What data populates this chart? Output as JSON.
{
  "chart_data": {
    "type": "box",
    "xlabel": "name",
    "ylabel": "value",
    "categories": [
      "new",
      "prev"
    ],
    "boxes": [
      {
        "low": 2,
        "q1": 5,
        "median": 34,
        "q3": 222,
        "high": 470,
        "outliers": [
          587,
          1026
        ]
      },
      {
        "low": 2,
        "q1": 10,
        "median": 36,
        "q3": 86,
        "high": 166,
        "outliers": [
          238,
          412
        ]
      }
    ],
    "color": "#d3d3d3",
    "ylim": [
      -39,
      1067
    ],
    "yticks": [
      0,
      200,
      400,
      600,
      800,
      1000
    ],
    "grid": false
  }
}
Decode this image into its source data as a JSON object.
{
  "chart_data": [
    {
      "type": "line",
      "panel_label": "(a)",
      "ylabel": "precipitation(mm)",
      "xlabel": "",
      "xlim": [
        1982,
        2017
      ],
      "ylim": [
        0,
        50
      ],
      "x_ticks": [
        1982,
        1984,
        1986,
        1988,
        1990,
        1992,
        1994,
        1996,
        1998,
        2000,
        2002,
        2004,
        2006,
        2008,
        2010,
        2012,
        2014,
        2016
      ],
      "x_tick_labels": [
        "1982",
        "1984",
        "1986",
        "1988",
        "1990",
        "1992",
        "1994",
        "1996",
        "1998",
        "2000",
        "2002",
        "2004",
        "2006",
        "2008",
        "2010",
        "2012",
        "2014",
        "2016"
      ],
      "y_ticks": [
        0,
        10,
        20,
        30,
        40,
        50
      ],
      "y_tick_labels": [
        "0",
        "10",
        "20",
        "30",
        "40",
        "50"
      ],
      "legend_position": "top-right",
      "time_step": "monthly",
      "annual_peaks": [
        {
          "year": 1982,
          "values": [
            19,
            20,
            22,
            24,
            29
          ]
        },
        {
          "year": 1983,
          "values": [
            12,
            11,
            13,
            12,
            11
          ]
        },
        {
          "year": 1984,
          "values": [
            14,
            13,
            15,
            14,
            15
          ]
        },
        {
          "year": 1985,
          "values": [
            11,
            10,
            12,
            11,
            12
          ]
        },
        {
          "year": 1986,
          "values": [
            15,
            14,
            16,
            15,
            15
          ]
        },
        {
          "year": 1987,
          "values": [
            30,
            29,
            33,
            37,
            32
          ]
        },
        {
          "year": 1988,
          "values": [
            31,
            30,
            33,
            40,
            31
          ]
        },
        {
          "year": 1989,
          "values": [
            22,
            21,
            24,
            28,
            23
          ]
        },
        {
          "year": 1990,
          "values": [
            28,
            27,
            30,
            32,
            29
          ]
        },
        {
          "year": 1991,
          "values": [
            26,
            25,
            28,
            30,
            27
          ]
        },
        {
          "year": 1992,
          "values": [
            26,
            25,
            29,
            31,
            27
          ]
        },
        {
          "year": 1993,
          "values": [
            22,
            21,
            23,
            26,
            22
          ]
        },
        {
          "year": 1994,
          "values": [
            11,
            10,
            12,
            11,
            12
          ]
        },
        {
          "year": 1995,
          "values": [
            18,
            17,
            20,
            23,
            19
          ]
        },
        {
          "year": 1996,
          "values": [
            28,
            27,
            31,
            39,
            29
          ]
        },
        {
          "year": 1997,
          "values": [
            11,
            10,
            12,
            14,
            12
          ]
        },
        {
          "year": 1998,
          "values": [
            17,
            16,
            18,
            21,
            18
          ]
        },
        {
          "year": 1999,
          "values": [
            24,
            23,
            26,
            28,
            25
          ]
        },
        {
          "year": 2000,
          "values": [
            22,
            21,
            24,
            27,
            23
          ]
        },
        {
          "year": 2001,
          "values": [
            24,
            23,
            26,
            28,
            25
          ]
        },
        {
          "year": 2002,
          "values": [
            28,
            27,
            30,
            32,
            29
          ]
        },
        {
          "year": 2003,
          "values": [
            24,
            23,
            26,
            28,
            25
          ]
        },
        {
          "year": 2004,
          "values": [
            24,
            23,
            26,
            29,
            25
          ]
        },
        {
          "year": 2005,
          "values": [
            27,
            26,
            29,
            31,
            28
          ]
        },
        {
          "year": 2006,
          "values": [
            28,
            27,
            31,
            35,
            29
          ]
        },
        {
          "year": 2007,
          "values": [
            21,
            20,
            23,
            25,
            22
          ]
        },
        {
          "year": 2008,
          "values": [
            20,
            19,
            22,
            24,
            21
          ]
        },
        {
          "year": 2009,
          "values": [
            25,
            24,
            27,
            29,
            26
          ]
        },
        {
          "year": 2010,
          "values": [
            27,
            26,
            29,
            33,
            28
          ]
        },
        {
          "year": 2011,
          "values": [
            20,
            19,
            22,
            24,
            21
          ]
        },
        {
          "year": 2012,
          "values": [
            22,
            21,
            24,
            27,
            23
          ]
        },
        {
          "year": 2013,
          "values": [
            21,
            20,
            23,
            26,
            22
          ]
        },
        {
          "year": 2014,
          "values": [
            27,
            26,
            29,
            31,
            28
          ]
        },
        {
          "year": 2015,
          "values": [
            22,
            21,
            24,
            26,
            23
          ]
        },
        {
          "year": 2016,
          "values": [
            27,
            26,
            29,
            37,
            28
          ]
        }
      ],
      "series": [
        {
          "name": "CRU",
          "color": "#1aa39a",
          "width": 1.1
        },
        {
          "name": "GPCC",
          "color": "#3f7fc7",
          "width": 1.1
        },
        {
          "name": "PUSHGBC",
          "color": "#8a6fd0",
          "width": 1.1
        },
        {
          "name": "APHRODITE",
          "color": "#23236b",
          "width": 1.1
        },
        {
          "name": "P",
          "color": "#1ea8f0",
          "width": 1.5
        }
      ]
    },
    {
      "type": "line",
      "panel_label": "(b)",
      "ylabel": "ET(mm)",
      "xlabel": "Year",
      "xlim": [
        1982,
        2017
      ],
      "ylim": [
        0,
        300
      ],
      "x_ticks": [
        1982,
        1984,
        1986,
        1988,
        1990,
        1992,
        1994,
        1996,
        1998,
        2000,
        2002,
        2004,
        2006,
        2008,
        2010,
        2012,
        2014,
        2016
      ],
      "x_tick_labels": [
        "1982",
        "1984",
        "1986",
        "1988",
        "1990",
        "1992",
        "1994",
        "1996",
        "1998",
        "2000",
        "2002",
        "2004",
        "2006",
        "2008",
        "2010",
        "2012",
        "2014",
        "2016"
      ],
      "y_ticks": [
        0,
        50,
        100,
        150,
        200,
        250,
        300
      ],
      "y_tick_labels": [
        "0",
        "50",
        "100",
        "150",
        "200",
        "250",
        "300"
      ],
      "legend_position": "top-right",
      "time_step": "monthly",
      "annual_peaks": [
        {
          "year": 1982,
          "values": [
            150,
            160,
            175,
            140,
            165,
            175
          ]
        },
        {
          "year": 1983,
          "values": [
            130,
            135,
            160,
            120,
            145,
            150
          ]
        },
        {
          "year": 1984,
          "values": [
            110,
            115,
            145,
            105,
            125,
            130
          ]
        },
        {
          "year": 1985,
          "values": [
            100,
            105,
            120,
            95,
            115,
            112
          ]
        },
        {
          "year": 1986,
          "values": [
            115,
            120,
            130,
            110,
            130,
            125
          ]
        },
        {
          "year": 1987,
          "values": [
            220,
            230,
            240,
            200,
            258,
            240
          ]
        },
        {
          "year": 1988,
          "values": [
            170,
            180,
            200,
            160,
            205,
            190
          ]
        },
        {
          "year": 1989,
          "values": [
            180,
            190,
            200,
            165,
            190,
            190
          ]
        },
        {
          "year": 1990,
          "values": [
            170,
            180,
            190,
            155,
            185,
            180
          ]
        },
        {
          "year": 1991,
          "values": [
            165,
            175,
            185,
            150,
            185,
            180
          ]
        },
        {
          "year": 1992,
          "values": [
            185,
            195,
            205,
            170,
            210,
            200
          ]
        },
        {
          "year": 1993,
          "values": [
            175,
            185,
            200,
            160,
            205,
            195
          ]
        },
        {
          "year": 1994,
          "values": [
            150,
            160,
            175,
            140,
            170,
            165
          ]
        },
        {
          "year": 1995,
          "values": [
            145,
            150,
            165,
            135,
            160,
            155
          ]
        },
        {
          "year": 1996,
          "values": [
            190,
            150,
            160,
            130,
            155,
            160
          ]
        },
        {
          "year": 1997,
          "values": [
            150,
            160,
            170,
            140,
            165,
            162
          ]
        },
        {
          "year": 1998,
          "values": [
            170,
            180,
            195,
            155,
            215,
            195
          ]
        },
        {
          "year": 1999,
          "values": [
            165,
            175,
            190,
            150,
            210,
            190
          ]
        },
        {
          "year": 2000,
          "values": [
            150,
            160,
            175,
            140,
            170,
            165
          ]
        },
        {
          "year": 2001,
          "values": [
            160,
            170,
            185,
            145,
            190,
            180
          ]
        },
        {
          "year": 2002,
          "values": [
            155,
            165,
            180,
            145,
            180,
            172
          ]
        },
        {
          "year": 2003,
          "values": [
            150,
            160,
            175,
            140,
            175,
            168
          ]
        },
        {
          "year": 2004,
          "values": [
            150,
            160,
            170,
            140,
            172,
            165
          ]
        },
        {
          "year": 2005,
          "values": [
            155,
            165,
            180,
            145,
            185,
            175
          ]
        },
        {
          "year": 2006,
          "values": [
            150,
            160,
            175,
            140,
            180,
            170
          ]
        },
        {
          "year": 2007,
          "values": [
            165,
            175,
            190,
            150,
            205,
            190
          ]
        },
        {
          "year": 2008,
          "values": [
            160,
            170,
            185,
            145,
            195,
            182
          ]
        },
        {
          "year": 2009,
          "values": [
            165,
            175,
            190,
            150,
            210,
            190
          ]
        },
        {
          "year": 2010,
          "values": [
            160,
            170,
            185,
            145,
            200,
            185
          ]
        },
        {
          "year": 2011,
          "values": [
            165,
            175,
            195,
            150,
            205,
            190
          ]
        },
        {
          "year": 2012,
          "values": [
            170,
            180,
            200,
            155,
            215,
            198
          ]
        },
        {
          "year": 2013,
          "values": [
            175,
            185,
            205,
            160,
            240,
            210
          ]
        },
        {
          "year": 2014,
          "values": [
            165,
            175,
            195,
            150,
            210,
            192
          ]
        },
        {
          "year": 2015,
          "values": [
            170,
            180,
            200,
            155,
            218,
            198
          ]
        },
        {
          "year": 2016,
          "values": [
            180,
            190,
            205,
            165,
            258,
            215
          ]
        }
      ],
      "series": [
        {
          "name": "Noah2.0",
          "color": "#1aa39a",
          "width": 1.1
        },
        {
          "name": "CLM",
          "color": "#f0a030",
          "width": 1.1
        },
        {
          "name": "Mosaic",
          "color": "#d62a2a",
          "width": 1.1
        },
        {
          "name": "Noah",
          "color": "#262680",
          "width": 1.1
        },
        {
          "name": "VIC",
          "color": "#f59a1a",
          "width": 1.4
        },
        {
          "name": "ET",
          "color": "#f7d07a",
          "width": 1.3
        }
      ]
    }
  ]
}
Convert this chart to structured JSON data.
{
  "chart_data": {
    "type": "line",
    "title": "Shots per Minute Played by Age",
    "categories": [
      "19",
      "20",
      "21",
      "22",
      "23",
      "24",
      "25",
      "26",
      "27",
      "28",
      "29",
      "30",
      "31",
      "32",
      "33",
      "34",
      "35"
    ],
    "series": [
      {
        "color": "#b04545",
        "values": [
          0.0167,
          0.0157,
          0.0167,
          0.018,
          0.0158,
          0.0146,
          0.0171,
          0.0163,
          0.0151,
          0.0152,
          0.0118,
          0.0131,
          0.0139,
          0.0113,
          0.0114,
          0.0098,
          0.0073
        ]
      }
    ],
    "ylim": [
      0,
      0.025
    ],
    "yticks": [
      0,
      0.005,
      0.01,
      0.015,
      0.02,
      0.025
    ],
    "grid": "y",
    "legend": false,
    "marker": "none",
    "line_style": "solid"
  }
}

────────

What you need to do ▸ Read through the entries and copy each line in which "JSON" appears.

Result ▸
What data populates this chart? Output as JSON.
Decode this image into its source data as a JSON object.
Convert this chart to structured JSON data.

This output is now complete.